» EXTRACTED INFORMATION:
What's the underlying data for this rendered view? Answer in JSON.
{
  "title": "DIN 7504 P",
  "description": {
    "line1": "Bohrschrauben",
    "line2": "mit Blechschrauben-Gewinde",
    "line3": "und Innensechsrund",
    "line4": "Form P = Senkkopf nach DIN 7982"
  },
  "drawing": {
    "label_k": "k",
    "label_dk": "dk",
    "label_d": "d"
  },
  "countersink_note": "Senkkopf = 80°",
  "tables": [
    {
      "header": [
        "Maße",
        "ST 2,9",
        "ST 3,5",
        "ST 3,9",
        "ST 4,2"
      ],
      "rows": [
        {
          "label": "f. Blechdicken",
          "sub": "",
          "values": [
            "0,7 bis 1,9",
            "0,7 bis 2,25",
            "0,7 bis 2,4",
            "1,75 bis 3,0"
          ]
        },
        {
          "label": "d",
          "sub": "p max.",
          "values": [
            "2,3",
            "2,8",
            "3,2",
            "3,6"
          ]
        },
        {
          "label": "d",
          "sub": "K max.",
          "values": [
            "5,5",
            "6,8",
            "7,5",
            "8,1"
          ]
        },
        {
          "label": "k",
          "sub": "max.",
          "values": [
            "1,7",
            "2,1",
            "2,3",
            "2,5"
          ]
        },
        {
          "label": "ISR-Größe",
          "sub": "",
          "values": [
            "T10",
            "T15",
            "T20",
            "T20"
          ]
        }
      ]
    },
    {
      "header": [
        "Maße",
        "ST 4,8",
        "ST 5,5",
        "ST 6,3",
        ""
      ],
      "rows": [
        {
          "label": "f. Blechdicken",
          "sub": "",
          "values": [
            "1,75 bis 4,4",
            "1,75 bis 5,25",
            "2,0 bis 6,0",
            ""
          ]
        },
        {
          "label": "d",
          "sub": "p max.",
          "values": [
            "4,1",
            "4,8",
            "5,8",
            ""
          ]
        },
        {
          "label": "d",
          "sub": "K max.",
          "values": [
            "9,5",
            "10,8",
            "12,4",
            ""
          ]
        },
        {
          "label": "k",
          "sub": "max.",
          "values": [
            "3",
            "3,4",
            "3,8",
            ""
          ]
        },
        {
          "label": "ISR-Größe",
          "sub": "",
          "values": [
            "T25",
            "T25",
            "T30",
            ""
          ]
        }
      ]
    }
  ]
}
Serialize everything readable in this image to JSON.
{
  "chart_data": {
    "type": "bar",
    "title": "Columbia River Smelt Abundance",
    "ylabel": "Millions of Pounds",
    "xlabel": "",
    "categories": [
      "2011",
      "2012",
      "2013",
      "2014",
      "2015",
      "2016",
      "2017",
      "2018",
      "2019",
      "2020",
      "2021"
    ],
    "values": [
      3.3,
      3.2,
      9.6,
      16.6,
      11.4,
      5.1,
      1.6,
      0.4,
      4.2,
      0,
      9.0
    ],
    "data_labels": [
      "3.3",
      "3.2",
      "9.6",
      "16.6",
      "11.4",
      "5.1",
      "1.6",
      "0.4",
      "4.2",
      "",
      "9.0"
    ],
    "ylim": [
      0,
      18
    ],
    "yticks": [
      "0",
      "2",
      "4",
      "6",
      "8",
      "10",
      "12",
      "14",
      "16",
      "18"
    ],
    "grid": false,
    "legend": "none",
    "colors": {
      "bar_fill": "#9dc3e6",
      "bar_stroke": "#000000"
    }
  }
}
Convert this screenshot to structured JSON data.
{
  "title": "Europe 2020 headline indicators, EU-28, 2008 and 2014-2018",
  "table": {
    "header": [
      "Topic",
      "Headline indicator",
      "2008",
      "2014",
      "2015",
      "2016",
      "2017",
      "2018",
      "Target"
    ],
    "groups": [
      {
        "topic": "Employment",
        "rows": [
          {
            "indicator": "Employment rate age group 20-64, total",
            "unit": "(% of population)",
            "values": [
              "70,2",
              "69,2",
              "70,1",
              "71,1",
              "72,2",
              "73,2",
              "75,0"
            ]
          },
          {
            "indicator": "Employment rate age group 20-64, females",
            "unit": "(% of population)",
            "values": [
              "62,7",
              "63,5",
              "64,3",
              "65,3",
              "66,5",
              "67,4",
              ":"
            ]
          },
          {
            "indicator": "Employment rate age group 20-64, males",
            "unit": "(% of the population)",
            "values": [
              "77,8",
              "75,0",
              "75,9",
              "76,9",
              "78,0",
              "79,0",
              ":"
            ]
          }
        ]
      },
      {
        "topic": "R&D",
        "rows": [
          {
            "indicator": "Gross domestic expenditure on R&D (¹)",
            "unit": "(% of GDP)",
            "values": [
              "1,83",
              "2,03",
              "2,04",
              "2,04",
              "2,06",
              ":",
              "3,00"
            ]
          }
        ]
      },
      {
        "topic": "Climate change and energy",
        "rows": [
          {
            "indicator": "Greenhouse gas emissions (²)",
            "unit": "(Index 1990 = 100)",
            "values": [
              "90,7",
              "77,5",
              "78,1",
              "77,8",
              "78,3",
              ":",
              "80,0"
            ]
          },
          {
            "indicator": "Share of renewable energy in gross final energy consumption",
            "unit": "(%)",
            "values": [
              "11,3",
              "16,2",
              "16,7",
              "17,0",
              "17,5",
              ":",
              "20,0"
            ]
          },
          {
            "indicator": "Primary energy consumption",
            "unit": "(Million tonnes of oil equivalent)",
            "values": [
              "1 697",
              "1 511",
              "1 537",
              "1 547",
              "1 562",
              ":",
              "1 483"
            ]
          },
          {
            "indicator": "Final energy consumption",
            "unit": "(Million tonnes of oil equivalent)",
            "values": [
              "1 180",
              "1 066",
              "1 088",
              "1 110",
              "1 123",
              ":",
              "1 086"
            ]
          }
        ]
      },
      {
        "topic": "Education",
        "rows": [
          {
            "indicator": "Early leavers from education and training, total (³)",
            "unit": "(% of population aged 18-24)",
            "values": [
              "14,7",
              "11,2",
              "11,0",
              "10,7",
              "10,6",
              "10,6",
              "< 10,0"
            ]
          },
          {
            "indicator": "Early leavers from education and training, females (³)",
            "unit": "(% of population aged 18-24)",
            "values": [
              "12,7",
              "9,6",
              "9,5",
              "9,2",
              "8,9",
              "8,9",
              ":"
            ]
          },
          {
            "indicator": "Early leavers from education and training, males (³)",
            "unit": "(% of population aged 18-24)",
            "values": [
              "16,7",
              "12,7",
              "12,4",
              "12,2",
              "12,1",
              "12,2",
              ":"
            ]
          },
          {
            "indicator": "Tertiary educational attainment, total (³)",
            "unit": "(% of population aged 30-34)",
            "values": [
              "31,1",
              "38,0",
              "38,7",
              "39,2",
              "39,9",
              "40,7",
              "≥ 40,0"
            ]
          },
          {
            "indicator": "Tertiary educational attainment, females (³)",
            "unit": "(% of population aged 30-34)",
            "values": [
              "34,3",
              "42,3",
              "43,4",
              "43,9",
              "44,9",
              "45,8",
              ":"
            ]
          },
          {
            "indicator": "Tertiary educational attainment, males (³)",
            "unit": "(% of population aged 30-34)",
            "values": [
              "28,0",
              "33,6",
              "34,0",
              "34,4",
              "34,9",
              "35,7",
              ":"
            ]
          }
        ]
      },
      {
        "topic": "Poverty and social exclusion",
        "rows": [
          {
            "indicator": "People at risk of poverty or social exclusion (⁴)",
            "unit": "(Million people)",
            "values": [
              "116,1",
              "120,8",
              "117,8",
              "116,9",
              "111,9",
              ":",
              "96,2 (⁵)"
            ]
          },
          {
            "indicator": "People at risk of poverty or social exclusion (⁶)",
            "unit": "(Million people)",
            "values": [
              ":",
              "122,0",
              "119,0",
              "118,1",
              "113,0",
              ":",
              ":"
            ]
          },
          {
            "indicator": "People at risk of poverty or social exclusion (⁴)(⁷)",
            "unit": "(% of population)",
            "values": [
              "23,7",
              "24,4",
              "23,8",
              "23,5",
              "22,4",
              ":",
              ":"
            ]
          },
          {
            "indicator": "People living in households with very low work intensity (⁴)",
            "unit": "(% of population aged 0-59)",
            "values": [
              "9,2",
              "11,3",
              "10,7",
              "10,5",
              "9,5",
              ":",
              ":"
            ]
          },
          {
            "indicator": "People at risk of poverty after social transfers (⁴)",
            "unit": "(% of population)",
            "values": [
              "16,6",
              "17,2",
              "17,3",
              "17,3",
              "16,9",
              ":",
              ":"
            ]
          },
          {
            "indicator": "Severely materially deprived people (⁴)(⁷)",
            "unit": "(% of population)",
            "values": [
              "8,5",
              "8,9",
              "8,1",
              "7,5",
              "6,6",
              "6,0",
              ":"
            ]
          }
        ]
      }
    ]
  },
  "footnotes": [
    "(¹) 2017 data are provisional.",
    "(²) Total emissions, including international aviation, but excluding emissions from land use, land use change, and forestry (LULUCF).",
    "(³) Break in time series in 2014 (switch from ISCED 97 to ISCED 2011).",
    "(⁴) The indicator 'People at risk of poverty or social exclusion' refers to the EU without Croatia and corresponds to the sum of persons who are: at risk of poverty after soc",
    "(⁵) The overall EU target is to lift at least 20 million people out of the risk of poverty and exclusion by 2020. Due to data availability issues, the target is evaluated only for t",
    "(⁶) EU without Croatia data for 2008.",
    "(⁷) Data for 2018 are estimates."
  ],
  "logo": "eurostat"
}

» EXERCISE PROMPT: Among the entries above, how many lines include the word "rate"? Reply with the number only.

» RESULT: 3